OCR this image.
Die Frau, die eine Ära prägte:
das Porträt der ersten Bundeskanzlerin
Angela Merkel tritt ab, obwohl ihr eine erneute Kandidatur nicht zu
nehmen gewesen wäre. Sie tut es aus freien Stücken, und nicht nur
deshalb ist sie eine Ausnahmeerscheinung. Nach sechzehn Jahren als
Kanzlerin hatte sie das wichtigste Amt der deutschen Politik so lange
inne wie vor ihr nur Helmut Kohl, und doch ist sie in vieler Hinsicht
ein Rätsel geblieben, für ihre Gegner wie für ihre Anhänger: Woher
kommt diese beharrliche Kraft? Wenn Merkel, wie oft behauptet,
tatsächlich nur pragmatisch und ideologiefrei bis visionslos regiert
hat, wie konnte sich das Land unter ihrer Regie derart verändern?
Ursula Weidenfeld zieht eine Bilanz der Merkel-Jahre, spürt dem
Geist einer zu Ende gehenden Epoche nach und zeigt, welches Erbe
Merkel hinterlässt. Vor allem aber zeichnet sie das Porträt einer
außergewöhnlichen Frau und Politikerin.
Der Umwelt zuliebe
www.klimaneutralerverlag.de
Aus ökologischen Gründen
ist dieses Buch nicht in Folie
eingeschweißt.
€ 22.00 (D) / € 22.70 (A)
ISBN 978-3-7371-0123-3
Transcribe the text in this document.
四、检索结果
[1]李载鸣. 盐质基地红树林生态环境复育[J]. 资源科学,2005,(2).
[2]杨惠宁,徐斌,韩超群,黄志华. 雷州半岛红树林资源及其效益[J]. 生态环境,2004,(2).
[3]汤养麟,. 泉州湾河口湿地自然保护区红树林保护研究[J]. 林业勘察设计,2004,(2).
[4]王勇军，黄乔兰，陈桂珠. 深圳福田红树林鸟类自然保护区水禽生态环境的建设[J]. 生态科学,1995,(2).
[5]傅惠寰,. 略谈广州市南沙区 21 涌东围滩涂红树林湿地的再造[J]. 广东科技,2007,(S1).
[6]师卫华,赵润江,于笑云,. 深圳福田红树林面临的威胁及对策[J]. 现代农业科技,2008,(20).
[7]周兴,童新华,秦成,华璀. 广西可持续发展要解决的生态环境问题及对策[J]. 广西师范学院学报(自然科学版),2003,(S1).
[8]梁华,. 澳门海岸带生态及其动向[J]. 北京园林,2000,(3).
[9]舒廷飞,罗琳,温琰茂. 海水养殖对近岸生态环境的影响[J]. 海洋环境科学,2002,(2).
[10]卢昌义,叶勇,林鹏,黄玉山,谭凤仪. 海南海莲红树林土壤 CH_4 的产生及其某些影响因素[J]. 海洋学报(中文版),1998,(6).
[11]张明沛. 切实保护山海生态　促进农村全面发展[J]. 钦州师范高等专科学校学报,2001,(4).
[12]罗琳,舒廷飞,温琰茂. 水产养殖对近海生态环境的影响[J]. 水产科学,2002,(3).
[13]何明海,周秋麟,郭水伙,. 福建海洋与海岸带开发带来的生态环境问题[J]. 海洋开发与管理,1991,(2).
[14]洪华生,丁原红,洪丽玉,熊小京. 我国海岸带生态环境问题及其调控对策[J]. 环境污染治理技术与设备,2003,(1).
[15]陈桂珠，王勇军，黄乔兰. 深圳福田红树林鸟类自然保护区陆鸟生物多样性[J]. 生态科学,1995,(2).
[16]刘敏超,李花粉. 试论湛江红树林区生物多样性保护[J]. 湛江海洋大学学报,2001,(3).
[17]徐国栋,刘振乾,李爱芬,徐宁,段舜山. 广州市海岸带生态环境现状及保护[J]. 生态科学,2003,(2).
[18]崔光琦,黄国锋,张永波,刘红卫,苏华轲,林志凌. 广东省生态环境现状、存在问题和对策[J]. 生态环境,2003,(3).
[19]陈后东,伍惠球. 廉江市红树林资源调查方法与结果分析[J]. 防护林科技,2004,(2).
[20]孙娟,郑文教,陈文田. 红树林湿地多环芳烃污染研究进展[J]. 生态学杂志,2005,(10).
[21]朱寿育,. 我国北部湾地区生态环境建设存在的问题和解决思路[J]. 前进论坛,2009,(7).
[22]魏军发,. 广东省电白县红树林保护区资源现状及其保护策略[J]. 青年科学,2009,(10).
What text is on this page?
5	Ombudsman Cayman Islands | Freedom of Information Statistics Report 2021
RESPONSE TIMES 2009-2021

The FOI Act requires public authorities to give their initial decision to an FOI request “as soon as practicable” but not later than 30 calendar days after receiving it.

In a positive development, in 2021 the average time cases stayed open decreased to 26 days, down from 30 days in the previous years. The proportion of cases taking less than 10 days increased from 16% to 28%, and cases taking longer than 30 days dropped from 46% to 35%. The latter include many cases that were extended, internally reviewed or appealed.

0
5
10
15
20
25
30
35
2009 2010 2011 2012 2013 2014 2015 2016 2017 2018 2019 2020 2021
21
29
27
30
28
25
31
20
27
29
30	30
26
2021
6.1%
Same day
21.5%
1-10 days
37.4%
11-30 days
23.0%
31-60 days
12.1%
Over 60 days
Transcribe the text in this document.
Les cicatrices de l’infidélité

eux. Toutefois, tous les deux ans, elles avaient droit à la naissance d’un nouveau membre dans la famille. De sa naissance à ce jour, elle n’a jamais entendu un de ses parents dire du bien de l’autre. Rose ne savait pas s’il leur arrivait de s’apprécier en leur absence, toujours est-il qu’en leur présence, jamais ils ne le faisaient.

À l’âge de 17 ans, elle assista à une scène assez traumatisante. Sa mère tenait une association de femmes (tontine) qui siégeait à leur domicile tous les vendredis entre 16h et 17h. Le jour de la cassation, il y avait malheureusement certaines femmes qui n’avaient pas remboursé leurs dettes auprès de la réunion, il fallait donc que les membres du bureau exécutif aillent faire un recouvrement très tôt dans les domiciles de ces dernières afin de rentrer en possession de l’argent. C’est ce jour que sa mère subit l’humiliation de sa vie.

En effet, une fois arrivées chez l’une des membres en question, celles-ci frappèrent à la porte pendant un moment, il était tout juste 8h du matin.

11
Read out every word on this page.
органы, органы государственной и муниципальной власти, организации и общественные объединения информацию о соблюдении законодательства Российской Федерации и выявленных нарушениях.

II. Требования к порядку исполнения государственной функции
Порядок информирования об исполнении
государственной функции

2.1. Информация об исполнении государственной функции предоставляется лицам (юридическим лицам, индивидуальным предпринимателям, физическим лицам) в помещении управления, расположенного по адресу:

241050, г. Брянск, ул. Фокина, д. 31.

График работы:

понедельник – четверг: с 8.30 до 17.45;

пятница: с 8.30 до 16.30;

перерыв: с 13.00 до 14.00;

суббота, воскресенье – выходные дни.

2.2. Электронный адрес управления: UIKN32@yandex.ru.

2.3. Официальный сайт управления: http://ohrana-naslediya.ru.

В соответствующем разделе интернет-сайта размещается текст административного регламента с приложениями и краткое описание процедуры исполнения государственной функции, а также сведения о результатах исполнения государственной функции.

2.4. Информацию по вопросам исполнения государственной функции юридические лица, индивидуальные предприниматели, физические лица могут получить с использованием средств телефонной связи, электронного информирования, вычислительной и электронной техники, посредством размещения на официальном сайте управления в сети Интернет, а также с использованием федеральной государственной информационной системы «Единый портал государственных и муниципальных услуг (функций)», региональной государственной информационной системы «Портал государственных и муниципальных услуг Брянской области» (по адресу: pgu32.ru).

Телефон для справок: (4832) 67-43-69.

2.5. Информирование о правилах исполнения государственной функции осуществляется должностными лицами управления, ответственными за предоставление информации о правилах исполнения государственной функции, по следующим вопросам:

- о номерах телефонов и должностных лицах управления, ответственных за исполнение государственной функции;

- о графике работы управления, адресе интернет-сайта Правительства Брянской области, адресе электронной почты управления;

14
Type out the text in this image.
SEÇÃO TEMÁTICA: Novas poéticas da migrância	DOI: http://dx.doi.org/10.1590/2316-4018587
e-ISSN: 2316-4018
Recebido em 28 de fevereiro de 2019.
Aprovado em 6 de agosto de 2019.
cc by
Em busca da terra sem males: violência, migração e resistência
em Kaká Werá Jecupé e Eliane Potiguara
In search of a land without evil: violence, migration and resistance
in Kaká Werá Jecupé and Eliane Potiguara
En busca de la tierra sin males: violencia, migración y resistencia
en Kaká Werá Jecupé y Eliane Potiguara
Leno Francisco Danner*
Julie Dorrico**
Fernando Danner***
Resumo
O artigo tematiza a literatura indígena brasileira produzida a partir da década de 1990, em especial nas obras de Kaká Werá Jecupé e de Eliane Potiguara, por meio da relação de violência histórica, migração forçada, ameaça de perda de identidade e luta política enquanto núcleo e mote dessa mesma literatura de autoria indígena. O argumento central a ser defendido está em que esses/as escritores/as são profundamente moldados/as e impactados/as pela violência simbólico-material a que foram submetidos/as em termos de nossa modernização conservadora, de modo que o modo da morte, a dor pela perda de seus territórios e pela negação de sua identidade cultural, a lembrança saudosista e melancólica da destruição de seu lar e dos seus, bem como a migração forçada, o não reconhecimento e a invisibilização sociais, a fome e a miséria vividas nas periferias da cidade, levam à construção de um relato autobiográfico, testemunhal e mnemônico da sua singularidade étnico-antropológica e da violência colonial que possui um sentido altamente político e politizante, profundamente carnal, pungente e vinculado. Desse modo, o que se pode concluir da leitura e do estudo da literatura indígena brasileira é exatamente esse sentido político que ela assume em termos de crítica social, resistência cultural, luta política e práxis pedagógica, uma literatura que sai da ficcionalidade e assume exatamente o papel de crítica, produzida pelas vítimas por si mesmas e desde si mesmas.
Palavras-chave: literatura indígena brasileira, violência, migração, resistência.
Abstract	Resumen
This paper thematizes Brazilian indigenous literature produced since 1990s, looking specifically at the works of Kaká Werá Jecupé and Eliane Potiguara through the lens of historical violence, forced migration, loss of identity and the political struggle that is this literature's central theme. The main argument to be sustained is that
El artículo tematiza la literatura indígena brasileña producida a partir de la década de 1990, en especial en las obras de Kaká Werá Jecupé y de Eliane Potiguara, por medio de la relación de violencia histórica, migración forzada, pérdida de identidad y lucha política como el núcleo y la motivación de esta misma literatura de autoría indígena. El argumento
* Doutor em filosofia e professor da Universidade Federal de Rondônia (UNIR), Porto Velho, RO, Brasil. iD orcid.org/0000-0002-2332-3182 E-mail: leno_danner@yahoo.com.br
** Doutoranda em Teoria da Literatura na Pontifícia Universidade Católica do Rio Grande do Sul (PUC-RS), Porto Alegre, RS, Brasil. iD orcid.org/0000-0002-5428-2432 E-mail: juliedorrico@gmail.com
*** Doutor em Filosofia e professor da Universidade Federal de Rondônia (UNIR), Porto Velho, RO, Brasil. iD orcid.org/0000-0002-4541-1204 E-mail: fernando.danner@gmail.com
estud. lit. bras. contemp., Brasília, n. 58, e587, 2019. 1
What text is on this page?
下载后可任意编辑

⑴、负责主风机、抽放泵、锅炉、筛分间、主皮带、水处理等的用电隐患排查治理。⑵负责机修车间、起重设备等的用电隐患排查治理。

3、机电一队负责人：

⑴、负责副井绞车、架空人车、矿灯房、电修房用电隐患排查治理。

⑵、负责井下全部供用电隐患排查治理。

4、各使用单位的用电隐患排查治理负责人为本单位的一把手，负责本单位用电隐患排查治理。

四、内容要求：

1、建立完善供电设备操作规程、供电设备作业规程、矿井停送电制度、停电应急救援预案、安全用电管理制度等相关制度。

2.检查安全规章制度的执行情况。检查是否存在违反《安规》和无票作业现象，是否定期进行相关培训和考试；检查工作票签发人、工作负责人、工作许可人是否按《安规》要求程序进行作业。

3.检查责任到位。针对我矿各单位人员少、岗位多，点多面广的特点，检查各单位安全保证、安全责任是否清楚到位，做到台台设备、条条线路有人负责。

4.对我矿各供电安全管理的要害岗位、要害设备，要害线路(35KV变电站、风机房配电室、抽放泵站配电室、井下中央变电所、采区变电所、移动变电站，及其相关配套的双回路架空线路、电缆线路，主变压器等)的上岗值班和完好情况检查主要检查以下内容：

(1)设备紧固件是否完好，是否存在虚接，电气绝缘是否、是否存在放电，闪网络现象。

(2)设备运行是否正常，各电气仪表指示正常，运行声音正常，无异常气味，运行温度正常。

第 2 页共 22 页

┄┄┄┄┄┄┄┄┄┄┄┄┄┄┄┄┄┄┄┄

▶ Your task:
Pick out each line above that includes "работы" and show it.

▶ Answer to the exercise:
График работы:
- о графике работы управления, адресе интернет-сайта Правительства Брянской области, адресе электронной почты управления;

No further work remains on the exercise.